## TO DO
Return all lines with the word "SABOR" in them.

[Begin INFORMATION GIVEN]

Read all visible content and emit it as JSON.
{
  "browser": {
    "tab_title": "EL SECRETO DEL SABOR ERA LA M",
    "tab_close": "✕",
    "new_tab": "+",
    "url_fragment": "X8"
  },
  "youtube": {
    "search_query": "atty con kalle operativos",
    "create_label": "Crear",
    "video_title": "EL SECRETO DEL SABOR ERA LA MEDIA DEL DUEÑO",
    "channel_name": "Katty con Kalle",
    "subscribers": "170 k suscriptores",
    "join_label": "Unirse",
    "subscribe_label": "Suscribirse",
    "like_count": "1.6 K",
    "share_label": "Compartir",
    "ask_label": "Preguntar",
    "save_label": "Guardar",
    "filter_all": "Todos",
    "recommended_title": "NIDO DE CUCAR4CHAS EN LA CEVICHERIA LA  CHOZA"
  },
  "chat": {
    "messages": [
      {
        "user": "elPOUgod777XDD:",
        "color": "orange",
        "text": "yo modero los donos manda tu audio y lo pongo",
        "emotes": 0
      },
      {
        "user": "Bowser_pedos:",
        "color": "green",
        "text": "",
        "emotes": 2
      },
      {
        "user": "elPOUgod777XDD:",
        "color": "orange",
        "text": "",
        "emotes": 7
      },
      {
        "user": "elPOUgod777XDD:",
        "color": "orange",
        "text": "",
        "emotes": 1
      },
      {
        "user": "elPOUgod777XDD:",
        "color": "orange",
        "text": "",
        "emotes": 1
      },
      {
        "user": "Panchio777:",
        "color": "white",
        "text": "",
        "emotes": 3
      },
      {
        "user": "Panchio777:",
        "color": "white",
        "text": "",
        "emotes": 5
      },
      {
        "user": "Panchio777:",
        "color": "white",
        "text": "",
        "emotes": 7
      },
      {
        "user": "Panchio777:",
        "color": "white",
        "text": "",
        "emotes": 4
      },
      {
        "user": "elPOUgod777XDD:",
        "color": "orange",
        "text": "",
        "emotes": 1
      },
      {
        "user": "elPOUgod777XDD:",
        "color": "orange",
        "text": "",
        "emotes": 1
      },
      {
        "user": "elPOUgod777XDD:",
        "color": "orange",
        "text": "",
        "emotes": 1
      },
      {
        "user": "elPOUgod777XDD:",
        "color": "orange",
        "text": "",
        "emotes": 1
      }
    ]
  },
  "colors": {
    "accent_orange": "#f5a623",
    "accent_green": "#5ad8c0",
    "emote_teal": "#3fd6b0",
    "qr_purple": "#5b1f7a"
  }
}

[End INFORMATION GIVEN]

## RESULT BELOW
    "tab_title": "EL SECRETO DEL SABOR ERA LA M",
    "video_title": "EL SECRETO DEL SABOR ERA LA MEDIA DEL DUEÑO",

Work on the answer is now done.